Exercise prompt → Restate the material word for word and leave out anything that is a picture.

(Records contained in a dataset)
....................

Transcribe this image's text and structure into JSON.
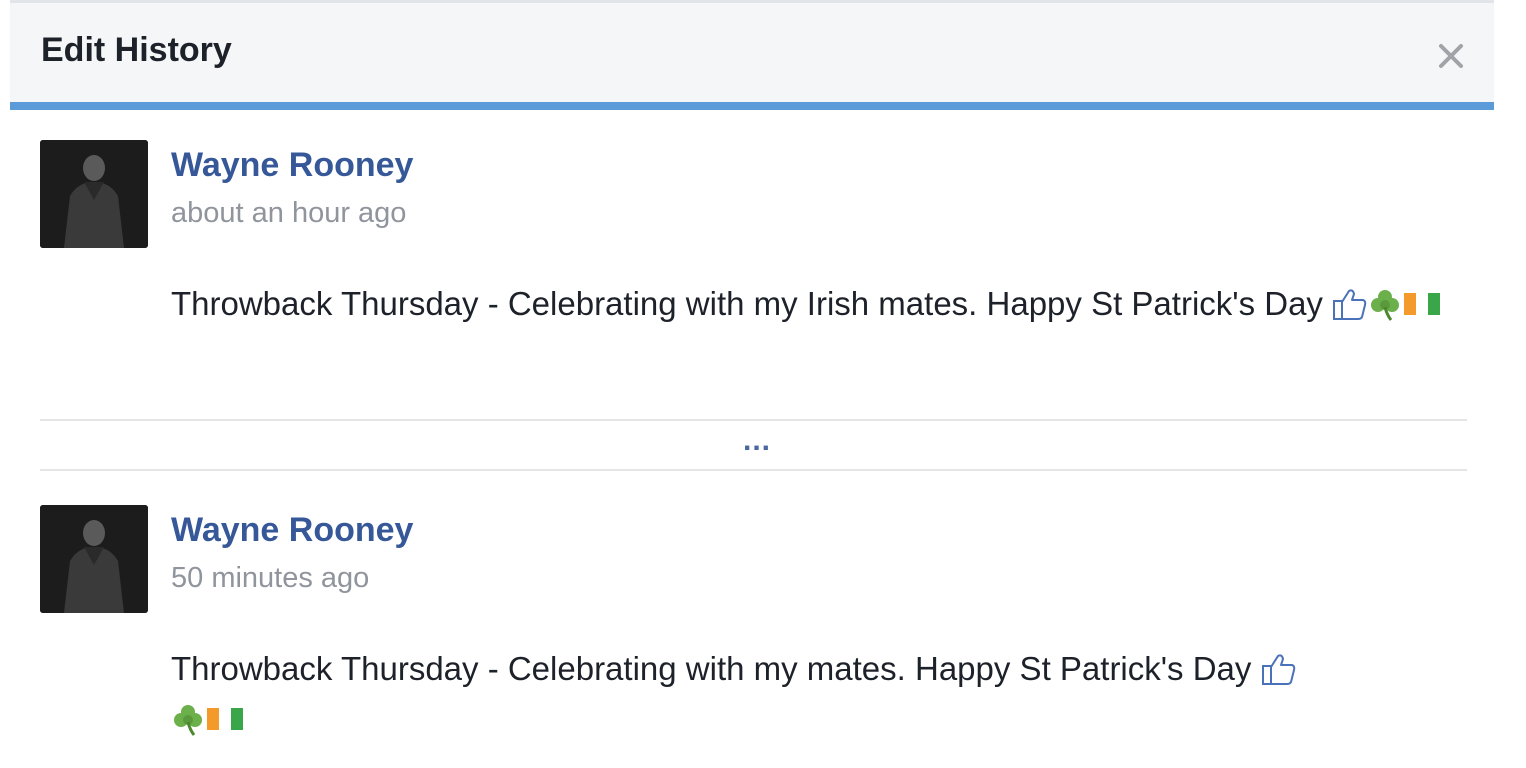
{
  "dialog": {
    "title": "Edit History",
    "close_icon": "close-icon"
  },
  "entries": [
    {
      "author": "Wayne Rooney",
      "timestamp": "about an hour ago",
      "text": "Throwback Thursday - Celebrating with my Irish mates. Happy St Patrick's Day",
      "emojis": [
        "thumbs-up-icon",
        "shamrock-icon",
        "irish-flag-icon"
      ]
    },
    {
      "author": "Wayne Rooney",
      "timestamp": "50 minutes ago",
      "text": "Throwback Thursday - Celebrating with my mates. Happy St Patrick's Day",
      "emojis": [
        "thumbs-up-icon",
        "shamrock-icon",
        "irish-flag-icon"
      ]
    }
  ],
  "separator": {
    "more_label": "..."
  },
  "colors": {
    "accent_border": "#5b9bd9",
    "name_link": "#365899",
    "timestamp": "#90949c",
    "header_bg": "#f5f6f7"
  }
}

....................

Reply to the task →
Transcribe this image's text and structure into JSON.
{
  "dialog": {
    "title": "Edit History",
    "close_icon": "close-icon"
  },
  "entries": [
    {
      "author": "Wayne Rooney",
      "timestamp": "about an hour ago",
      "text": "Throwback Thursday - Celebrating with my Irish mates. Happy St Patrick's Day",
      "emojis": [
        "thumbs-up-icon",
        "shamrock-icon",
        "irish-flag-icon"
      ]
    },
    {
      "author": "Wayne Rooney",
      "timestamp": "50 minutes ago",
      "text": "Throwback Thursday - Celebrating with my mates. Happy St Patrick's Day",
      "emojis": [
        "thumbs-up-icon",
        "shamrock-icon",
        "irish-flag-icon"
      ]
    }
  ],
  "separator": {
    "more_label": "..."
  },
  "colors": {
    "accent_border": "#5b9bd9",
    "name_link": "#365899",
    "timestamp": "#90949c",
    "header_bg": "#f5f6f7"
  }
}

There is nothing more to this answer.